* Aim of the task: Copy every line that mentions the word "คคลผ".

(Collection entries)
===
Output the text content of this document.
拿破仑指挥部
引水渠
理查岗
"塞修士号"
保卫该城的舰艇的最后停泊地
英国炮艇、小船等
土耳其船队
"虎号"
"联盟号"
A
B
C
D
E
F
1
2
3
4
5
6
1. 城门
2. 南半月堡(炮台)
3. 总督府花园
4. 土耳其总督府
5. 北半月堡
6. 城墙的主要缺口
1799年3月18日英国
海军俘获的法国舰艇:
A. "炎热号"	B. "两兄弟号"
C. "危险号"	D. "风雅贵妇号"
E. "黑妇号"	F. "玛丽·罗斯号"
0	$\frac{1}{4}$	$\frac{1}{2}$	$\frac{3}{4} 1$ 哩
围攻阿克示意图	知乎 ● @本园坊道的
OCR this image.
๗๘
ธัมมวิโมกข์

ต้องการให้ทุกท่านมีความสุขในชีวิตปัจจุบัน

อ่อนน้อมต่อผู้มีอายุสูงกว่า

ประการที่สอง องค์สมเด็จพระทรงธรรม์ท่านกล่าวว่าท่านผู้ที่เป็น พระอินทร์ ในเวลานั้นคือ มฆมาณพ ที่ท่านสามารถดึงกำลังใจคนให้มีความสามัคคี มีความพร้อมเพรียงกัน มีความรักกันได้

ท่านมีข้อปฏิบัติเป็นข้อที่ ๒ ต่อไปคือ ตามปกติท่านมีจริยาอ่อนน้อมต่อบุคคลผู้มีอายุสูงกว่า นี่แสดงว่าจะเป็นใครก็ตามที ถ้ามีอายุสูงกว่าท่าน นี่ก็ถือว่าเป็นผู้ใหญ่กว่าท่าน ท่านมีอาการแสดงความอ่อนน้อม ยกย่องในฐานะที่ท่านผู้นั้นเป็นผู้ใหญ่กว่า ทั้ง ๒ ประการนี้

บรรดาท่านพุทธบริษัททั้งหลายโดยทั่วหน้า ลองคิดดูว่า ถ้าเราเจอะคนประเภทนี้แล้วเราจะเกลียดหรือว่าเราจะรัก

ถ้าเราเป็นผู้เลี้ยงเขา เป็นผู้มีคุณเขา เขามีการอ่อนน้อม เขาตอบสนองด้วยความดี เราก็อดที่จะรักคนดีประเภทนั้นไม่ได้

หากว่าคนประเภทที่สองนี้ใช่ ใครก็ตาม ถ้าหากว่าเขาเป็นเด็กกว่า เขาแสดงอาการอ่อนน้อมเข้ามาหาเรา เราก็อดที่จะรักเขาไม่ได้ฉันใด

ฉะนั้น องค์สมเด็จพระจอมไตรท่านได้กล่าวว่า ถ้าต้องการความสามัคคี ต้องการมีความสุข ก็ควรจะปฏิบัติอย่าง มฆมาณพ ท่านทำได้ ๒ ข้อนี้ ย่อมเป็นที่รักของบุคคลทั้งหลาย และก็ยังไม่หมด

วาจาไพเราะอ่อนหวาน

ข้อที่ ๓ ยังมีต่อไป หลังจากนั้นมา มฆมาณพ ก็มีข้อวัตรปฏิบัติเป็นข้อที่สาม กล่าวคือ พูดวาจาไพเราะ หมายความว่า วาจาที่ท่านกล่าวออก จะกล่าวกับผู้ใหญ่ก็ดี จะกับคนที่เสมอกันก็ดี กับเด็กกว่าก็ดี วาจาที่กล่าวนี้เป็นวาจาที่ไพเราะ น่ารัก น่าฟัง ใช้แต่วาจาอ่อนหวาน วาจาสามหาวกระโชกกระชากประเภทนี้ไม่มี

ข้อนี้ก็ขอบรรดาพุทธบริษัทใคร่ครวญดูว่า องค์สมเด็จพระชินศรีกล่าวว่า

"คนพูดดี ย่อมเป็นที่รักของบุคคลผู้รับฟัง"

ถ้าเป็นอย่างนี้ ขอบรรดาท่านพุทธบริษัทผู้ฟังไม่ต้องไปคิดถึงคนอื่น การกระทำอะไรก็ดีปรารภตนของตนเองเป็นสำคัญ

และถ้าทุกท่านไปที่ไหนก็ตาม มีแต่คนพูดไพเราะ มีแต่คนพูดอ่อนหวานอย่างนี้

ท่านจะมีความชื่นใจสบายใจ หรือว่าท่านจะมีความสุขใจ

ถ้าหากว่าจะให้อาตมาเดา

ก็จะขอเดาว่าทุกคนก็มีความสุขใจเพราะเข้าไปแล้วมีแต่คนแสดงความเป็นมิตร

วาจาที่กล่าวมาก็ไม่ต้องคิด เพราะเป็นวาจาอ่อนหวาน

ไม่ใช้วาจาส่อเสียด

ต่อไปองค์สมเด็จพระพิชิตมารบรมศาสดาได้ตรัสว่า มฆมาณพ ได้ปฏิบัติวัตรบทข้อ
===
* The answer:
ท่านมีข้อปฏิบัติเป็นข้อที่ ๒ ต่อไปคือ ตามปกติท่านมีจริยาอ่อนน้อมต่อบุคคลผู้มีอายุสูงกว่า นี่แสดงว่าจะเป็นใครก็ตามที ถ้ามีอายุสูงกว่าท่าน นี่ก็ถือว่าเป็นผู้ใหญ่กว่าท่าน ท่านมีอาการแสดงความอ่อนน้อม ยกย่องในฐานะที่ท่านผู้นั้นเป็นผู้ใหญ่กว่า ทั้ง ๒ ประการนี้
"คนพูดดี ย่อมเป็นที่รักของบุคคลผู้รับฟัง"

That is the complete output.